-- START --

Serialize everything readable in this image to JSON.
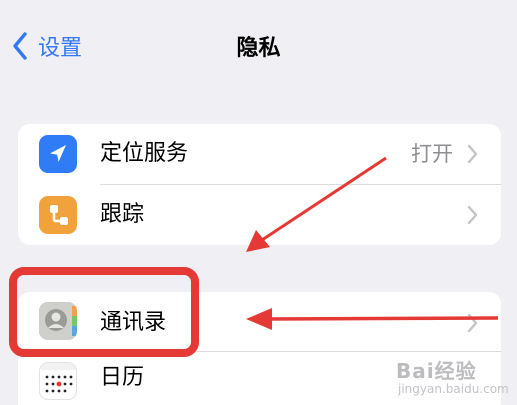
{
  "nav": {
    "back_label": "设置",
    "title": "隐私"
  },
  "settings": {
    "group1": [
      {
        "label": "定位服务",
        "value": "打开",
        "icon": "location-arrow-icon",
        "icon_color": "#2f7cf6"
      },
      {
        "label": "跟踪",
        "value": "",
        "icon": "tracking-icon",
        "icon_color": "#f2a23b"
      }
    ],
    "group2": [
      {
        "label": "通讯录",
        "icon": "contacts-icon",
        "icon_color": "#c9c9c5"
      },
      {
        "label": "日历",
        "icon": "calendar-icon",
        "icon_color": "#ffffff"
      }
    ]
  },
  "colors": {
    "accent": "#3478f6",
    "background": "#efeff4",
    "annotation_red": "#e53935"
  },
  "watermark": {
    "logo": "Bai经验",
    "sub": "jingyan.baidu.com"
  }
}
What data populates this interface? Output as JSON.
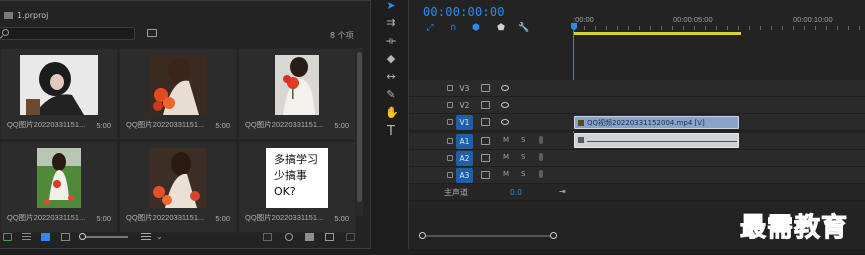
{
  "project": {
    "file_name": "1.prproj",
    "item_count": "8 个项",
    "items": [
      {
        "caption": "QQ图片20220331151...",
        "duration": "5:00"
      },
      {
        "caption": "QQ图片20220331151...",
        "duration": "5:00"
      },
      {
        "caption": "QQ图片20220331151...",
        "duration": "5:00"
      },
      {
        "caption": "QQ图片20220331151...",
        "duration": "5:00"
      },
      {
        "caption": "QQ图片20220331151...",
        "duration": "5:00"
      },
      {
        "caption": "QQ图片20220331151...",
        "duration": "5:00",
        "thumb_text": [
          "多搞学习",
          "少搞事",
          "OK?"
        ]
      }
    ]
  },
  "timeline": {
    "timecode": "00:00:00:00",
    "ruler": [
      ":00:00",
      "00:00:05:00",
      "00:00:10:00"
    ],
    "video_tracks": [
      "V3",
      "V2",
      "V1"
    ],
    "audio_tracks": [
      "A1",
      "A2",
      "A3"
    ],
    "master_label": "主声道",
    "master_value": "0.0",
    "mute_label": "M",
    "solo_label": "S",
    "video_clip_name": "QQ视频20220331152004.mp4 [V]"
  },
  "watermark": "最需教育",
  "colors": {
    "accent": "#2d8ceb",
    "work_area": "#d7d33a",
    "video_clip": "#8aa3c9",
    "audio_clip": "#cfd3d8"
  }
}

-- END --

◆ **OBJECTIVE**: From the listing above, return each line with the word "this".

◆ **EXERCISE ANSWER**:
Serialize everything readable in this image to JSON.
What data populates this interface? Output as JSON.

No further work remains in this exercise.